-- REQUIREMENT --
Copy out all the lines where "label" shows up.

--- START OF SOURCE RECORDS ---

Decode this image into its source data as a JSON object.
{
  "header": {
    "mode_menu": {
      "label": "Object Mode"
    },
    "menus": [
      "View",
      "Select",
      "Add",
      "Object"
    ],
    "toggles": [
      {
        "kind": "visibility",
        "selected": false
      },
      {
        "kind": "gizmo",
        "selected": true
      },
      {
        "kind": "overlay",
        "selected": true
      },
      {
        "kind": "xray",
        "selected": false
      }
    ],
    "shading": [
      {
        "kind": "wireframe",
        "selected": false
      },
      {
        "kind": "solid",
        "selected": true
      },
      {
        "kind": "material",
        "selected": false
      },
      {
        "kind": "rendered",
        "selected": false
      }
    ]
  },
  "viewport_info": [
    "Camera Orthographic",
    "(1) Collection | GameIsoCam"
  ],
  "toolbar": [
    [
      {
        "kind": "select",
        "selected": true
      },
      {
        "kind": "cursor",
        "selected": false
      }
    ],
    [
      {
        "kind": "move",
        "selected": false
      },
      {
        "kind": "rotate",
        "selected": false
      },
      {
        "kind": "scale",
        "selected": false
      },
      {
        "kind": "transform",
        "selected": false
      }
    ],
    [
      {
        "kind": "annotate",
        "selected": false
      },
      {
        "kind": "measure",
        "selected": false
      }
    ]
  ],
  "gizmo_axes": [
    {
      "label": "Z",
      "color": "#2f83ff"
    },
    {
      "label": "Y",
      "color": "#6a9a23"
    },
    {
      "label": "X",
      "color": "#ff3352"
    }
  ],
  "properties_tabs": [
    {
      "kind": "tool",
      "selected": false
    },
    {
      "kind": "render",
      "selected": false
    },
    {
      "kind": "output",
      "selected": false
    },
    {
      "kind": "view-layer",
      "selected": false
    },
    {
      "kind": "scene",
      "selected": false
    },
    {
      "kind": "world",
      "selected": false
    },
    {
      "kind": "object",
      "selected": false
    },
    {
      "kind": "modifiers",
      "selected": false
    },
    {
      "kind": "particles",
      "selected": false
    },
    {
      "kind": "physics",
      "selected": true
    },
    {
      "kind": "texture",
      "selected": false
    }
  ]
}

--- END OF SOURCE RECORDS ---

-- WRITTEN RESPONSE --
      "label": "Object Mode"
      "label": "Z",
      "label": "Y",
      "label": "X",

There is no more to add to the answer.